### Exercise objective
Scan the data. Collect each line that contains the word "months".

A block of data

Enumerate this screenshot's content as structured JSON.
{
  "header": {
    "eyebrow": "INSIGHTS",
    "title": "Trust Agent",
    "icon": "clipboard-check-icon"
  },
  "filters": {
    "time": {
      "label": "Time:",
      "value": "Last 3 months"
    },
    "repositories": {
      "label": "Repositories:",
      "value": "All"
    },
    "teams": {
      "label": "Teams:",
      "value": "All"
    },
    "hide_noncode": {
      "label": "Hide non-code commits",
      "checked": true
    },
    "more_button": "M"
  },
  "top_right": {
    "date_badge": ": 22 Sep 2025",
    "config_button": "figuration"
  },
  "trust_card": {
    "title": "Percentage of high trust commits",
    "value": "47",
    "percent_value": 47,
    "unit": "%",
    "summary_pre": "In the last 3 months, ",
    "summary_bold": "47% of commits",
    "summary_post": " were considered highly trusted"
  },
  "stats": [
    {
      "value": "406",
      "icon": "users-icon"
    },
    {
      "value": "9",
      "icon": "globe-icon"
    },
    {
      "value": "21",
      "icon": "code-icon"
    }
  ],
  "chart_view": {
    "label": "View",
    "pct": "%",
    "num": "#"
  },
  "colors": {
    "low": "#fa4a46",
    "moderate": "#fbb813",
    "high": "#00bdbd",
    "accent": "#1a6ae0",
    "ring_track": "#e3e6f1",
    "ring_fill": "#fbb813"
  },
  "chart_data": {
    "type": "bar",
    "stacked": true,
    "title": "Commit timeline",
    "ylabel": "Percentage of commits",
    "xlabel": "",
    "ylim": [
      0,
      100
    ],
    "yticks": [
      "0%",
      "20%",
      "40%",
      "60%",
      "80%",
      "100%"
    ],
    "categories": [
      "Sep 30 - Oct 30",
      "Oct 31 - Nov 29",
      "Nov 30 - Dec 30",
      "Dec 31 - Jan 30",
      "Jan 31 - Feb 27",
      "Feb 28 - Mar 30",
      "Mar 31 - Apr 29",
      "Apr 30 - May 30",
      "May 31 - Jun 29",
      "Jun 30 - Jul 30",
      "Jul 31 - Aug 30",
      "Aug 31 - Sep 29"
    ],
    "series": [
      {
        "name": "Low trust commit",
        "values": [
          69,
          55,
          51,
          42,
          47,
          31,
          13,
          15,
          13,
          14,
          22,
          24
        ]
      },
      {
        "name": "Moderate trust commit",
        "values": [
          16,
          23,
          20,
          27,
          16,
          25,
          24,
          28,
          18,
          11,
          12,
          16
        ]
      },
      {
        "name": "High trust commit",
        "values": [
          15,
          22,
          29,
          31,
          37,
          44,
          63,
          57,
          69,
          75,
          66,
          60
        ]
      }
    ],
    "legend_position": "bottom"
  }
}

* * *

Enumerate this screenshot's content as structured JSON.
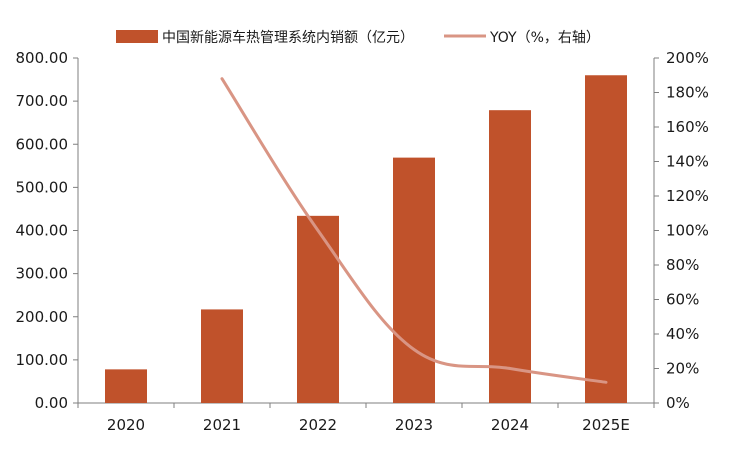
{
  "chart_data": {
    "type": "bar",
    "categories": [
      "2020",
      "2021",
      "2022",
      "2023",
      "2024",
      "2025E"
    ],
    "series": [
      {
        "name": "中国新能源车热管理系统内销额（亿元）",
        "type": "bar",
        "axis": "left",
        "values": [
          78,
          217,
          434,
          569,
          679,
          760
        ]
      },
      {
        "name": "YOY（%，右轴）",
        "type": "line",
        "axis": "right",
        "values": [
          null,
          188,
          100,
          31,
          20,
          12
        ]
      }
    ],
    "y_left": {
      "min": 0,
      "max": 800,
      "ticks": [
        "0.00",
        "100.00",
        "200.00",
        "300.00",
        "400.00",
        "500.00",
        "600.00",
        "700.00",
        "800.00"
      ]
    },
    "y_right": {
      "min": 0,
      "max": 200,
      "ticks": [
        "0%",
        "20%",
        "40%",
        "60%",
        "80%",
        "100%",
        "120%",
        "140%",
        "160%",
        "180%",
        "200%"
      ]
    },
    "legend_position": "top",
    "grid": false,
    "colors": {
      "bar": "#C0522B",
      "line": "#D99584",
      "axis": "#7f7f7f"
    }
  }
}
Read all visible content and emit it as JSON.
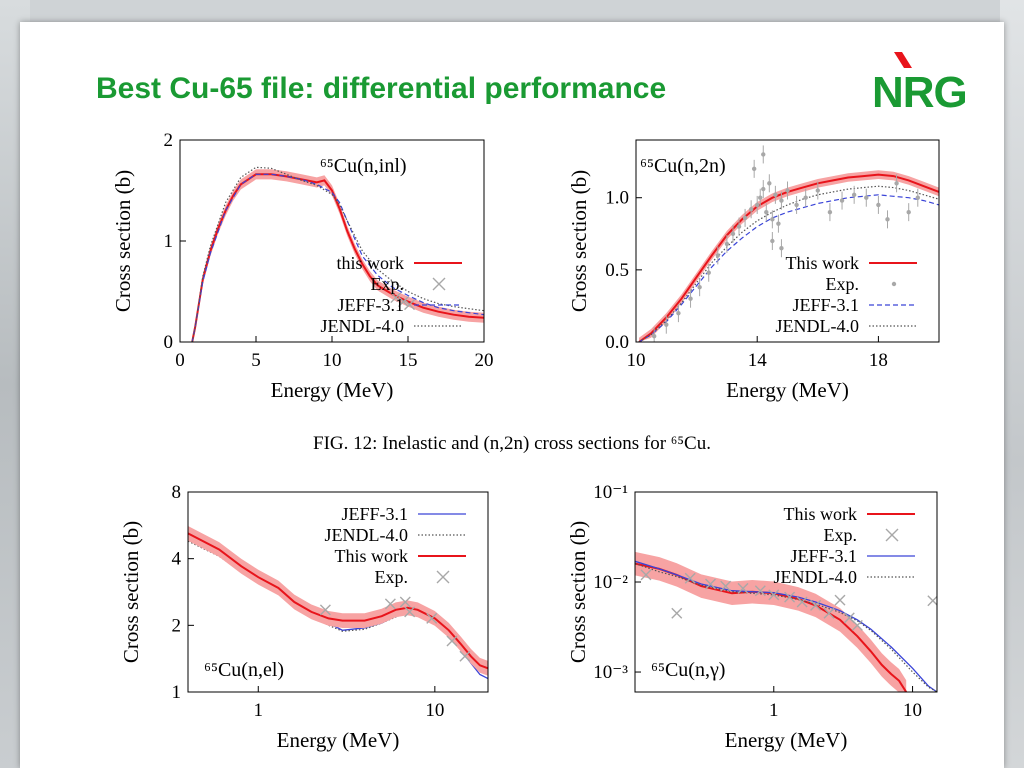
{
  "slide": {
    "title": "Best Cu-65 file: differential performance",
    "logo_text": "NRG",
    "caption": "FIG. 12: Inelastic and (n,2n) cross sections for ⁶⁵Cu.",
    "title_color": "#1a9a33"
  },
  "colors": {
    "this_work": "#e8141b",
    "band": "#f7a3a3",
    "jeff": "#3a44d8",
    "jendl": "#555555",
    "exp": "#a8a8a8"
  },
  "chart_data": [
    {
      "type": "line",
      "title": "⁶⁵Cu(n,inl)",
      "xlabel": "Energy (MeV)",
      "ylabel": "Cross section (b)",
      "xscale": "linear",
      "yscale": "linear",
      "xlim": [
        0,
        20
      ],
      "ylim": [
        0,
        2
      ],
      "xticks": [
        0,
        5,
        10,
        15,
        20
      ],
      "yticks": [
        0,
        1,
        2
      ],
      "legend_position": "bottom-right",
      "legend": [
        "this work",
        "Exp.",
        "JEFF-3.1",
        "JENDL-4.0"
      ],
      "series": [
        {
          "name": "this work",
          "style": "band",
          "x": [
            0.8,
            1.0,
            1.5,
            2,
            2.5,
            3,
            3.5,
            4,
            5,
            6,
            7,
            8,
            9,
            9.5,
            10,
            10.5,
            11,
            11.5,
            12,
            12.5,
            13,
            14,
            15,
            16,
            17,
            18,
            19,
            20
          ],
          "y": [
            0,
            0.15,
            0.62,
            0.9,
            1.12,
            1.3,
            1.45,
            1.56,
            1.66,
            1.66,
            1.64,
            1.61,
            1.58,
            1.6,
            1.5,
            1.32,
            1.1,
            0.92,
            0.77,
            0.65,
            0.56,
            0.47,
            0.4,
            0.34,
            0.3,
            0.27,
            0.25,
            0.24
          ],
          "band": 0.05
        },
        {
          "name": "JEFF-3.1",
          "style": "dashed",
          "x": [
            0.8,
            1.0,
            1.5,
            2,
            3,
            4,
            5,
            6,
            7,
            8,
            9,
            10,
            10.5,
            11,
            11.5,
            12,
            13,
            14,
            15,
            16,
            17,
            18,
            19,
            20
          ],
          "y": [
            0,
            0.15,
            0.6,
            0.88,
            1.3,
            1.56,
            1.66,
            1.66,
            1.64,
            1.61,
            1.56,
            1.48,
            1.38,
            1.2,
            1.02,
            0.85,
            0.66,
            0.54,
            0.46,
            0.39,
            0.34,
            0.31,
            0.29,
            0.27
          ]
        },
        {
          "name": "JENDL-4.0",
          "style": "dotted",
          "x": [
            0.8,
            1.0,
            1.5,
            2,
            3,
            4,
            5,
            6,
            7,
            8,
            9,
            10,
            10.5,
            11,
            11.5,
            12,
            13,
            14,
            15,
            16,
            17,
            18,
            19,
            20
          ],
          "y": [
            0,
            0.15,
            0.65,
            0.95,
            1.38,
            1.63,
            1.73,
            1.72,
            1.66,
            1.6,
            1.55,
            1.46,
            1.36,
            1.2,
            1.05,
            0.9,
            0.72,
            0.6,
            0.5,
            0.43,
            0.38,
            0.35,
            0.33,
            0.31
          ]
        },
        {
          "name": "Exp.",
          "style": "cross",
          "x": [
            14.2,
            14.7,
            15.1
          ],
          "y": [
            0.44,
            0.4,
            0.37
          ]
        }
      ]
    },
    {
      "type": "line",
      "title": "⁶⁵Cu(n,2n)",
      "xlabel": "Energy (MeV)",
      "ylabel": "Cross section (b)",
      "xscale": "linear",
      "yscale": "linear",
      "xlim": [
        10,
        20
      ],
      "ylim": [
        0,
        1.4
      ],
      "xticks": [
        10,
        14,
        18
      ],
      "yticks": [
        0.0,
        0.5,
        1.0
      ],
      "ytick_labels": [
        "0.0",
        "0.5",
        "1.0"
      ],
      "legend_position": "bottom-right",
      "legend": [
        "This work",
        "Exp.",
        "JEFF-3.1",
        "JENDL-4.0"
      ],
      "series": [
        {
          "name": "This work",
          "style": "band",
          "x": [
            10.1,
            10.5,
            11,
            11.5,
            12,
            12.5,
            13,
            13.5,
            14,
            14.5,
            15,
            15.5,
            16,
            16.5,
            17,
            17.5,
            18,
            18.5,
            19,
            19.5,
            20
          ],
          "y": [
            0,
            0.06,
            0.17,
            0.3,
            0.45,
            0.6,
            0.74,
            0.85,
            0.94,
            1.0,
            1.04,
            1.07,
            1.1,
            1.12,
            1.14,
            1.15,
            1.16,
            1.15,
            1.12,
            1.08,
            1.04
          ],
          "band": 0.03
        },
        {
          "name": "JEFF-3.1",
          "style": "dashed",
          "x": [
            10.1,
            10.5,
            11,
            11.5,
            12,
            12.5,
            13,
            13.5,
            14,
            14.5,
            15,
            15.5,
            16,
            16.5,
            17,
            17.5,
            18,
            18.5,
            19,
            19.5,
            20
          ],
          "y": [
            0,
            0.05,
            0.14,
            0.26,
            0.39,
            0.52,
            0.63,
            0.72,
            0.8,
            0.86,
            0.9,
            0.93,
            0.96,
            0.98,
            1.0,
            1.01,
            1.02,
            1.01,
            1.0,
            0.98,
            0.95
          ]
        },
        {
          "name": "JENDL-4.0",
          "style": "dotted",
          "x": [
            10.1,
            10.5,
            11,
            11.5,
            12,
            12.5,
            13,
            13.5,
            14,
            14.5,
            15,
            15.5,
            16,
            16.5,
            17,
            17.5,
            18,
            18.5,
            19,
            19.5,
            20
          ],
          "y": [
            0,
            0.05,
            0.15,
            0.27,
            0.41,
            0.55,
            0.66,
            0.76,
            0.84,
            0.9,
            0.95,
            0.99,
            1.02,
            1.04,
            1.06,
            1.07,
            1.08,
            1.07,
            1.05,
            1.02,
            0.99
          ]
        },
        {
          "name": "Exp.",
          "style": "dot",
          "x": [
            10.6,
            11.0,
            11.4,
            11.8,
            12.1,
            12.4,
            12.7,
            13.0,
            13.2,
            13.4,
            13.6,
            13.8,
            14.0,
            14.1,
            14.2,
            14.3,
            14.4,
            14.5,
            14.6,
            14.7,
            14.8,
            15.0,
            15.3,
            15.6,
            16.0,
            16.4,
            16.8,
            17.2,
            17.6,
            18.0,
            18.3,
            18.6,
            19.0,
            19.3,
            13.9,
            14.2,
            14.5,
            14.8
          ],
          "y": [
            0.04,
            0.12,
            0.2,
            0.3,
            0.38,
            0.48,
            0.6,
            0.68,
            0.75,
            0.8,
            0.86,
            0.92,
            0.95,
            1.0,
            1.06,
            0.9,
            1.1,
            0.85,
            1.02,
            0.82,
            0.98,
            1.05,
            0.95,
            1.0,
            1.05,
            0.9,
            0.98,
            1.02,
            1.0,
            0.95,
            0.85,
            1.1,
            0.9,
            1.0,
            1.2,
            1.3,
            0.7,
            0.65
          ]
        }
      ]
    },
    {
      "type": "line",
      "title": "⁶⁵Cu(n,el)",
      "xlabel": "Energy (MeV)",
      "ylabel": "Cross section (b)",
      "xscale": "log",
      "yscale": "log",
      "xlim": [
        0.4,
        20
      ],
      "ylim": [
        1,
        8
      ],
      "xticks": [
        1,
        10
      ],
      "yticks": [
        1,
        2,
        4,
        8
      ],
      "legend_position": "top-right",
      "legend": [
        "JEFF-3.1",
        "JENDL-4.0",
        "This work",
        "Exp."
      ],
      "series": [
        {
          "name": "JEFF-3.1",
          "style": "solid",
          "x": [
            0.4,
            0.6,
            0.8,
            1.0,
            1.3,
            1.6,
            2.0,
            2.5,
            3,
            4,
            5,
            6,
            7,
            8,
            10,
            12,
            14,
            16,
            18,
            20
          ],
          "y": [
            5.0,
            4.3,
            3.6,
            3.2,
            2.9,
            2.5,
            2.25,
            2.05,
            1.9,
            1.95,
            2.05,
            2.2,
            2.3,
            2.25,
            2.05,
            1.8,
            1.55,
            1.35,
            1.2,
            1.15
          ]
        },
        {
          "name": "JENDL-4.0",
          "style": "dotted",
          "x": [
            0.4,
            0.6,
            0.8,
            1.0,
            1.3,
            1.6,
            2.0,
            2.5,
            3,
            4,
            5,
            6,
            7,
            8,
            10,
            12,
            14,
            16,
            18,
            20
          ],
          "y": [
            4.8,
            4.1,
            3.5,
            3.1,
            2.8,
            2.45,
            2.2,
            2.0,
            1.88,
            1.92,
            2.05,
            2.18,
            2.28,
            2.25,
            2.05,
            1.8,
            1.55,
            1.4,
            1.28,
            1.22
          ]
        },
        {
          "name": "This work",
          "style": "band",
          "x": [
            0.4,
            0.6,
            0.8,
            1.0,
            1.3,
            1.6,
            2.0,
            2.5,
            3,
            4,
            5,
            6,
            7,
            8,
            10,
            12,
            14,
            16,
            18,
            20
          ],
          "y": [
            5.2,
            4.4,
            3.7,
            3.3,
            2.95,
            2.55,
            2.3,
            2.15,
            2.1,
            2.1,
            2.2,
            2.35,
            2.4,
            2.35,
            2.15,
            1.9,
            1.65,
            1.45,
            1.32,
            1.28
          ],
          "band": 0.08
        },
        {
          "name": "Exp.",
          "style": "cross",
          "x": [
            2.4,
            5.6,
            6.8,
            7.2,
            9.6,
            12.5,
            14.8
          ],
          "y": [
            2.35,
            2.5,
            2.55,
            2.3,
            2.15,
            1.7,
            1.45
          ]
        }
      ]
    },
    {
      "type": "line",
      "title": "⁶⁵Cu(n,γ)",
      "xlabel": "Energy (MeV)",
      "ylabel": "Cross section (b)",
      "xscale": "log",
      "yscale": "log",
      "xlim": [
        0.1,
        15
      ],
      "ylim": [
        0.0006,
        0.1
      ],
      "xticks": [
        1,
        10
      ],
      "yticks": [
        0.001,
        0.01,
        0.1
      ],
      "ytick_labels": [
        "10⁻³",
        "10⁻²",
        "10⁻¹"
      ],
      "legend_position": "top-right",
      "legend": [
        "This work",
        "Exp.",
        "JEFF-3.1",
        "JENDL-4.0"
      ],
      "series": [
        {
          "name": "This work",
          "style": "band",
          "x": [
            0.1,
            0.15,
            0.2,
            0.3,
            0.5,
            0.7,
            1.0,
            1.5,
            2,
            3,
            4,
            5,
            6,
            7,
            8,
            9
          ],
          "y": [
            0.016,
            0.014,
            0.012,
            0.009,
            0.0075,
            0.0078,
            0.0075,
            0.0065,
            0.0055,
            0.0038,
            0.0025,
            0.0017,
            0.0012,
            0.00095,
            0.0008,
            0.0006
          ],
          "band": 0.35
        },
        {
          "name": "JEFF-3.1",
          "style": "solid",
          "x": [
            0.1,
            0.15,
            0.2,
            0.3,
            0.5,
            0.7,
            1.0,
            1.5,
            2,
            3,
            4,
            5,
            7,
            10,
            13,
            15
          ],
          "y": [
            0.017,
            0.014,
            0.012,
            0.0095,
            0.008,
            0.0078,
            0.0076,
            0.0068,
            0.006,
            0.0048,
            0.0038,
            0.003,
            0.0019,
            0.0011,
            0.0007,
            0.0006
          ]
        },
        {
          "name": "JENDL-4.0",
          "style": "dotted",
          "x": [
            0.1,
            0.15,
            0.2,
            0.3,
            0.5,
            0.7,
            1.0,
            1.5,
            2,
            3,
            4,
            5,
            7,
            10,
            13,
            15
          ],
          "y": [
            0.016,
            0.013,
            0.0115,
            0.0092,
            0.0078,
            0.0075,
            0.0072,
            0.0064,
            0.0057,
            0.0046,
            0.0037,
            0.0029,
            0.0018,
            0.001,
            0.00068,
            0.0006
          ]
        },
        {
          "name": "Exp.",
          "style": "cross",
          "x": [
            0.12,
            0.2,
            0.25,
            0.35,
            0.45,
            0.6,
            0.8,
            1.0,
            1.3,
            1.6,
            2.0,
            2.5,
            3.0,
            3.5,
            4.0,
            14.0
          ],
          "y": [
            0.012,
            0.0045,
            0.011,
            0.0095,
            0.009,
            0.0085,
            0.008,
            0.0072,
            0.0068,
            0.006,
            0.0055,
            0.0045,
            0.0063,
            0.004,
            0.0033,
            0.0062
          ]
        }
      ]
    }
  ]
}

==

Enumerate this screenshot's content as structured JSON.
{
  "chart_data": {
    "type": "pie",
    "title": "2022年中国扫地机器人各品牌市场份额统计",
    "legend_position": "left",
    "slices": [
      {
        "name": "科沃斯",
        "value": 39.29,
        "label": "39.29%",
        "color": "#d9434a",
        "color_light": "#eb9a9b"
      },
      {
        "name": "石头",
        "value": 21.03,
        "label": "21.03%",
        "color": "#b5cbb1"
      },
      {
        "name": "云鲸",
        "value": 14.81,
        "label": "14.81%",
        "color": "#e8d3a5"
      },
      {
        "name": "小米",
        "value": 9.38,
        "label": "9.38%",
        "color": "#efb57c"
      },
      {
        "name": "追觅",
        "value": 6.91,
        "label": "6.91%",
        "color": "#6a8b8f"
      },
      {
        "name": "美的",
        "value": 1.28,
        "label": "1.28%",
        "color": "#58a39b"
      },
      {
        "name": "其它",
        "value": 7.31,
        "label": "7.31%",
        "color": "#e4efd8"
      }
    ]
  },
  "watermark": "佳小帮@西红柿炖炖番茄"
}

### Worked solution
      "value": "Last 3 months"
    "summary_pre": "In the last 3 months, ",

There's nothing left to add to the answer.